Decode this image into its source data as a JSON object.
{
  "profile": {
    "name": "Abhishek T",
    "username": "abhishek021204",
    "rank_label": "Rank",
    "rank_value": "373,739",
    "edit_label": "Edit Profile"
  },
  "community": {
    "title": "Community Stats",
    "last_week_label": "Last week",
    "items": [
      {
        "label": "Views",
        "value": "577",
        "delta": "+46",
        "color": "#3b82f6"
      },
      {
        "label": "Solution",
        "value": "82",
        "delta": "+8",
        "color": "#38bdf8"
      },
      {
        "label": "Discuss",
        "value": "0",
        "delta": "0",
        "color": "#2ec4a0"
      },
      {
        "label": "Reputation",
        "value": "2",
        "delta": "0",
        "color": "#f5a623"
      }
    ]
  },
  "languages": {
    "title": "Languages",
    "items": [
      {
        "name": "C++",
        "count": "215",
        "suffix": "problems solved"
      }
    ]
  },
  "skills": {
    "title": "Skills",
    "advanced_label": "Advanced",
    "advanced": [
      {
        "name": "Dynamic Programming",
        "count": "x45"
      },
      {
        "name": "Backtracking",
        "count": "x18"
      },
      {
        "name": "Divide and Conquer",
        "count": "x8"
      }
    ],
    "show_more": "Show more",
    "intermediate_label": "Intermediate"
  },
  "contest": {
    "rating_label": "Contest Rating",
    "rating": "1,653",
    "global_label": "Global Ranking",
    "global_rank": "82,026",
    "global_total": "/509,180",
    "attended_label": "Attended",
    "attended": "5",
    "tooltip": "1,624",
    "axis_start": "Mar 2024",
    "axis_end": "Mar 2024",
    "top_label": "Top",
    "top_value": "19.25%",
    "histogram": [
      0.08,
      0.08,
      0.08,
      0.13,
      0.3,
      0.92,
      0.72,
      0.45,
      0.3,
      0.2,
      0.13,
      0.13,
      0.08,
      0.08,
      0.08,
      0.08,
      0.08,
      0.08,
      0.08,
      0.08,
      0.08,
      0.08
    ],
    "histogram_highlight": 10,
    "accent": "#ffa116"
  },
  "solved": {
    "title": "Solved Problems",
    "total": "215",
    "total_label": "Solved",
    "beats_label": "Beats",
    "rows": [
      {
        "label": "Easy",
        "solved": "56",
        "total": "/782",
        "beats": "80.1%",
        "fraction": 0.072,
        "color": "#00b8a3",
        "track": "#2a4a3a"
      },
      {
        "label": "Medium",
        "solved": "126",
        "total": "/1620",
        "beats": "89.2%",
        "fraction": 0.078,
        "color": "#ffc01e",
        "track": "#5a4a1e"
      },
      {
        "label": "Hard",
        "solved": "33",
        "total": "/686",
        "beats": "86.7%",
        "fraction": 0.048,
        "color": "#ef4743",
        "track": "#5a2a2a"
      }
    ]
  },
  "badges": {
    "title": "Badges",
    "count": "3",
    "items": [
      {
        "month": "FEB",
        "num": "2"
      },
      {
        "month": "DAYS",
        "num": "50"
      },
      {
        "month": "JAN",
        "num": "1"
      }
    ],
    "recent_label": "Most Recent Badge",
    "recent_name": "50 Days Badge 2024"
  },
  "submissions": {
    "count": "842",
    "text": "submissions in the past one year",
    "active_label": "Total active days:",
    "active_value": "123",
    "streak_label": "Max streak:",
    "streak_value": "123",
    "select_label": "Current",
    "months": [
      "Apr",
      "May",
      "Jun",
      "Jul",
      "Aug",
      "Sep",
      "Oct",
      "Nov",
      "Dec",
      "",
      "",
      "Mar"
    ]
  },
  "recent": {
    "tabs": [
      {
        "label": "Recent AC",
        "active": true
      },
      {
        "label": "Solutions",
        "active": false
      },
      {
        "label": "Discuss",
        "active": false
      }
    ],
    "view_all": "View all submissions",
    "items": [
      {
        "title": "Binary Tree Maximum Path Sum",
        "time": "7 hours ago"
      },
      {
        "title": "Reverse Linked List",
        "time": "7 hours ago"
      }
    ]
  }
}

* The exercise
Each of the records should be retyped exactly.

* Solved exercise
Decode this image into its source data as a JSON object.
{
  "profile": {
    "name": "Abhishek T",
    "username": "abhishek021204",
    "rank_label": "Rank",
    "rank_value": "373,739",
    "edit_label": "Edit Profile"
  },
  "community": {
    "title": "Community Stats",
    "last_week_label": "Last week",
    "items": [
      {
        "label": "Views",
        "value": "577",
        "delta": "+46",
        "color": "#3b82f6"
      },
      {
        "label": "Solution",
        "value": "82",
        "delta": "+8",
        "color": "#38bdf8"
      },
      {
        "label": "Discuss",
        "value": "0",
        "delta": "0",
        "color": "#2ec4a0"
      },
      {
        "label": "Reputation",
        "value": "2",
        "delta": "0",
        "color": "#f5a623"
      }
    ]
  },
  "languages": {
    "title": "Languages",
    "items": [
      {
        "name": "C++",
        "count": "215",
        "suffix": "problems solved"
      }
    ]
  },
  "skills": {
    "title": "Skills",
    "advanced_label": "Advanced",
    "advanced": [
      {
        "name": "Dynamic Programming",
        "count": "x45"
      },
      {
        "name": "Backtracking",
        "count": "x18"
      },
      {
        "name": "Divide and Conquer",
        "count": "x8"
      }
    ],
    "show_more": "Show more",
    "intermediate_label": "Intermediate"
  },
  "contest": {
    "rating_label": "Contest Rating",
    "rating": "1,653",
    "global_label": "Global Ranking",
    "global_rank": "82,026",
    "global_total": "/509,180",
    "attended_label": "Attended",
    "attended": "5",
    "tooltip": "1,624",
    "axis_start": "Mar 2024",
    "axis_end": "Mar 2024",
    "top_label": "Top",
    "top_value": "19.25%",
    "histogram": [
      0.08,
      0.08,
      0.08,
      0.13,
      0.3,
      0.92,
      0.72,
      0.45,
      0.3,
      0.2,
      0.13,
      0.13,
      0.08,
      0.08,
      0.08,
      0.08,
      0.08,
      0.08,
      0.08,
      0.08,
      0.08,
      0.08
    ],
    "histogram_highlight": 10,
    "accent": "#ffa116"
  },
  "solved": {
    "title": "Solved Problems",
    "total": "215",
    "total_label": "Solved",
    "beats_label": "Beats",
    "rows": [
      {
        "label": "Easy",
        "solved": "56",
        "total": "/782",
        "beats": "80.1%",
        "fraction": 0.072,
        "color": "#00b8a3",
        "track": "#2a4a3a"
      },
      {
        "label": "Medium",
        "solved": "126",
        "total": "/1620",
        "beats": "89.2%",
        "fraction": 0.078,
        "color": "#ffc01e",
        "track": "#5a4a1e"
      },
      {
        "label": "Hard",
        "solved": "33",
        "total": "/686",
        "beats": "86.7%",
        "fraction": 0.048,
        "color": "#ef4743",
        "track": "#5a2a2a"
      }
    ]
  },
  "badges": {
    "title": "Badges",
    "count": "3",
    "items": [
      {
        "month": "FEB",
        "num": "2"
      },
      {
        "month": "DAYS",
        "num": "50"
      },
      {
        "month": "JAN",
        "num": "1"
      }
    ],
    "recent_label": "Most Recent Badge",
    "recent_name": "50 Days Badge 2024"
  },
  "submissions": {
    "count": "842",
    "text": "submissions in the past one year",
    "active_label": "Total active days:",
    "active_value": "123",
    "streak_label": "Max streak:",
    "streak_value": "123",
    "select_label": "Current",
    "months": [
      "Apr",
      "May",
      "Jun",
      "Jul",
      "Aug",
      "Sep",
      "Oct",
      "Nov",
      "Dec",
      "",
      "",
      "Mar"
    ]
  },
  "recent": {
    "tabs": [
      {
        "label": "Recent AC",
        "active": true
      },
      {
        "label": "Solutions",
        "active": false
      },
      {
        "label": "Discuss",
        "active": false
      }
    ],
    "view_all": "View all submissions",
    "items": [
      {
        "title": "Binary Tree Maximum Path Sum",
        "time": "7 hours ago"
      },
      {
        "title": "Reverse Linked List",
        "time": "7 hours ago"
      }
    ]
  }
}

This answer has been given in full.